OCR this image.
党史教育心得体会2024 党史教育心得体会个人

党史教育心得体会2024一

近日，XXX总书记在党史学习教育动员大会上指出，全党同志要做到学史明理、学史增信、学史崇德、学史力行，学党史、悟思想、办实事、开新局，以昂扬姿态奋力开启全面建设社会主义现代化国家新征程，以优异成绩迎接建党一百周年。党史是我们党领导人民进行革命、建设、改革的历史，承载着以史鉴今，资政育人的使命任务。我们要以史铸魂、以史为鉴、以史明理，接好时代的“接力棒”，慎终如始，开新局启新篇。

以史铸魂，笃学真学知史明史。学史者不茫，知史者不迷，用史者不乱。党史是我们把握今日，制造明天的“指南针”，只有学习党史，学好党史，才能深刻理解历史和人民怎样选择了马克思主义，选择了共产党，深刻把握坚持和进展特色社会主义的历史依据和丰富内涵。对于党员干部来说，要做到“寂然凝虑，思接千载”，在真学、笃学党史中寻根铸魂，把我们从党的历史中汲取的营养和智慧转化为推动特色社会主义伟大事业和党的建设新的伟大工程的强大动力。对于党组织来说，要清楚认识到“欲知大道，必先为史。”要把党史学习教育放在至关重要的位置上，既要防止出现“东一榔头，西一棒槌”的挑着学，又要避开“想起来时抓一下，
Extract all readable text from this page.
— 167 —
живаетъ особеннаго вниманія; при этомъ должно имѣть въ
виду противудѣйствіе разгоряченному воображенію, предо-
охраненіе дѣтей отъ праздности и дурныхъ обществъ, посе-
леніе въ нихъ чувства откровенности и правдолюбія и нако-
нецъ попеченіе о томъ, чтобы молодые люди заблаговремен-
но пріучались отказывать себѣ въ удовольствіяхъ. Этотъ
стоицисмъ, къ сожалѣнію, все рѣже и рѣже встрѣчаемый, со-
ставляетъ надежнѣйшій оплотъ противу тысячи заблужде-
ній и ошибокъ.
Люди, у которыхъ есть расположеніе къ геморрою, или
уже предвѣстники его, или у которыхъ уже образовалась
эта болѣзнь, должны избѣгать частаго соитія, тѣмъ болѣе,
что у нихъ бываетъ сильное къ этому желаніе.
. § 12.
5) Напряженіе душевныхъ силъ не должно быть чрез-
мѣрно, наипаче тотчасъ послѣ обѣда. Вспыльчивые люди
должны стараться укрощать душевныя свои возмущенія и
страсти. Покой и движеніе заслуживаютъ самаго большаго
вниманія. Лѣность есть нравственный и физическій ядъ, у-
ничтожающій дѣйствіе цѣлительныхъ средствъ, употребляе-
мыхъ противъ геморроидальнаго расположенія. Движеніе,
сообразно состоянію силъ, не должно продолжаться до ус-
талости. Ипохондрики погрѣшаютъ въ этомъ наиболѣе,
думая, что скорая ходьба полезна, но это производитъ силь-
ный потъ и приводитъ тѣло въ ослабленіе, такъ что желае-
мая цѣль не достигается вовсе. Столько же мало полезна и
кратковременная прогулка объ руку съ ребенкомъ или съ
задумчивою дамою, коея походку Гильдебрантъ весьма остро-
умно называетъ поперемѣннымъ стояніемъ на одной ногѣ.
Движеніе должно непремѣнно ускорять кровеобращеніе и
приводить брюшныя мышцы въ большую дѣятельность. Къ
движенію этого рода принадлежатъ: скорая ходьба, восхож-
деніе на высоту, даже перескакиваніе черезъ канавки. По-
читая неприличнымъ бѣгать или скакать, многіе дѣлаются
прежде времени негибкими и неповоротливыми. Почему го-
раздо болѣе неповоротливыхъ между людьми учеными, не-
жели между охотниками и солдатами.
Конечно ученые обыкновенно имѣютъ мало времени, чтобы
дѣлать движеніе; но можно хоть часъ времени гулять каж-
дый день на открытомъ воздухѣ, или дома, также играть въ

_To be done_: Reproduce the whole listing word for word.

_Solution_:
OCR this image.
党史教育心得体会2024 党史教育心得体会个人

党史教育心得体会2024一

近日，XXX总书记在党史学习教育动员大会上指出，全党同志要做到学史明理、学史增信、学史崇德、学史力行，学党史、悟思想、办实事、开新局，以昂扬姿态奋力开启全面建设社会主义现代化国家新征程，以优异成绩迎接建党一百周年。党史是我们党领导人民进行革命、建设、改革的历史，承载着以史鉴今，资政育人的使命任务。我们要以史铸魂、以史为鉴、以史明理，接好时代的“接力棒”，慎终如始，开新局启新篇。

以史铸魂，笃学真学知史明史。学史者不茫，知史者不迷，用史者不乱。党史是我们把握今日，制造明天的“指南针”，只有学习党史，学好党史，才能深刻理解历史和人民怎样选择了马克思主义，选择了共产党，深刻把握坚持和进展特色社会主义的历史依据和丰富内涵。对于党员干部来说，要做到“寂然凝虑，思接千载”，在真学、笃学党史中寻根铸魂，把我们从党的历史中汲取的营养和智慧转化为推动特色社会主义伟大事业和党的建设新的伟大工程的强大动力。对于党组织来说，要清楚认识到“欲知大道，必先为史。”要把党史学习教育放在至关重要的位置上，既要防止出现“东一榔头，西一棒槌”的挑着学，又要避开“想起来时抓一下，
Extract all readable text from this page.
— 167 —
живаетъ особеннаго вниманія; при этомъ должно имѣть въ
виду противудѣйствіе разгоряченному воображенію, предо-
охраненіе дѣтей отъ праздности и дурныхъ обществъ, посе-
леніе въ нихъ чувства откровенности и правдолюбія и нако-
нецъ попеченіе о томъ, чтобы молодые люди заблаговремен-
но пріучались отказывать себѣ въ удовольствіяхъ. Этотъ
стоицисмъ, къ сожалѣнію, все рѣже и рѣже встрѣчаемый, со-
ставляетъ надежнѣйшій оплотъ противу тысячи заблужде-
ній и ошибокъ.
Люди, у которыхъ есть расположеніе къ геморрою, или
уже предвѣстники его, или у которыхъ уже образовалась
эта болѣзнь, должны избѣгать частаго соитія, тѣмъ болѣе,
что у нихъ бываетъ сильное къ этому желаніе.
. § 12.
5) Напряженіе душевныхъ силъ не должно быть чрез-
мѣрно, наипаче тотчасъ послѣ обѣда. Вспыльчивые люди
должны стараться укрощать душевныя свои возмущенія и
страсти. Покой и движеніе заслуживаютъ самаго большаго
вниманія. Лѣность есть нравственный и физическій ядъ, у-
ничтожающій дѣйствіе цѣлительныхъ средствъ, употребляе-
мыхъ противъ геморроидальнаго расположенія. Движеніе,
сообразно состоянію силъ, не должно продолжаться до ус-
талости. Ипохондрики погрѣшаютъ въ этомъ наиболѣе,
думая, что скорая ходьба полезна, но это производитъ силь-
ный потъ и приводитъ тѣло въ ослабленіе, такъ что желае-
мая цѣль не достигается вовсе. Столько же мало полезна и
кратковременная прогулка объ руку съ ребенкомъ или съ
задумчивою дамою, коея походку Гильдебрантъ весьма остро-
умно называетъ поперемѣннымъ стояніемъ на одной ногѣ.
Движеніе должно непремѣнно ускорять кровеобращеніе и
приводить брюшныя мышцы въ большую дѣятельность. Къ
движенію этого рода принадлежатъ: скорая ходьба, восхож-
деніе на высоту, даже перескакиваніе черезъ канавки. По-
читая неприличнымъ бѣгать или скакать, многіе дѣлаются
прежде времени негибкими и неповоротливыми. Почему го-
раздо болѣе неповоротливыхъ между людьми учеными, не-
жели между охотниками и солдатами.
Конечно ученые обыкновенно имѣютъ мало времени, чтобы
дѣлать движеніе; но можно хоть часъ времени гулять каж-
дый день на открытомъ воздухѣ, или дома, также играть въ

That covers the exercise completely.